What is asked -> Reply with the count of lines holding "icon", nothing more.

───

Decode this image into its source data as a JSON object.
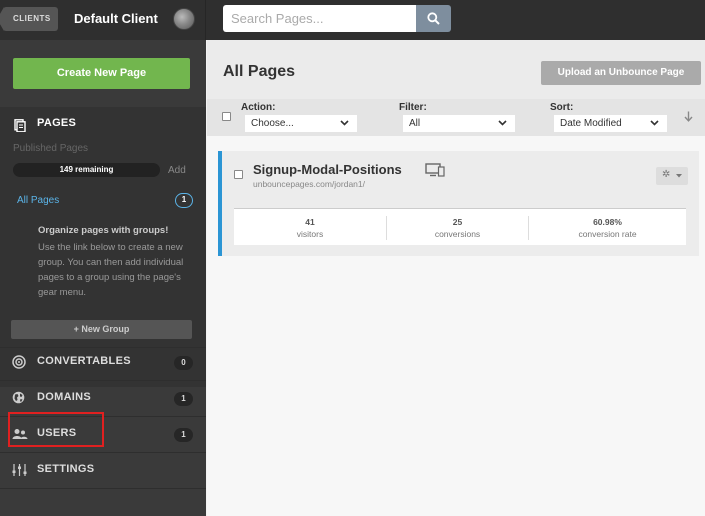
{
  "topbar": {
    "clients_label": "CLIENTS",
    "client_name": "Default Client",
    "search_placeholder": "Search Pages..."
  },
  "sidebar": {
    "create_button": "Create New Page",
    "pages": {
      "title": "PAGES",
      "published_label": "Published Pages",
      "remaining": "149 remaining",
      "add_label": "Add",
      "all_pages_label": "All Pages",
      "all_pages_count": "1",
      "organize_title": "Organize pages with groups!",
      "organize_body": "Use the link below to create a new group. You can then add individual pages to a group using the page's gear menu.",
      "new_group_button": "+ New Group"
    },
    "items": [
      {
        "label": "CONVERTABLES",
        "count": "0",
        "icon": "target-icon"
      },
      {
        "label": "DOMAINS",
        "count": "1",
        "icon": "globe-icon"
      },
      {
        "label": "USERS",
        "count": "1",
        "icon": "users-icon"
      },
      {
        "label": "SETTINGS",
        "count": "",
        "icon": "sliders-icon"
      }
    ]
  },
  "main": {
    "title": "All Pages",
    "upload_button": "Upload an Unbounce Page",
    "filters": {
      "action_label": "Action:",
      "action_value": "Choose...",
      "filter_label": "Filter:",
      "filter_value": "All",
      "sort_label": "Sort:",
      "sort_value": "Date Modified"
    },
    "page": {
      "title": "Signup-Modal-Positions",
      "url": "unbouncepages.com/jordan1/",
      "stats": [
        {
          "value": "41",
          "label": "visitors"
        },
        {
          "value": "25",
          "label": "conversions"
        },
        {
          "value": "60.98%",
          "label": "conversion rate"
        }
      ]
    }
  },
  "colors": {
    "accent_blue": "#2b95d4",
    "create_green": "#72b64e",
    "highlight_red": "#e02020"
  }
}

───

Task response -> 4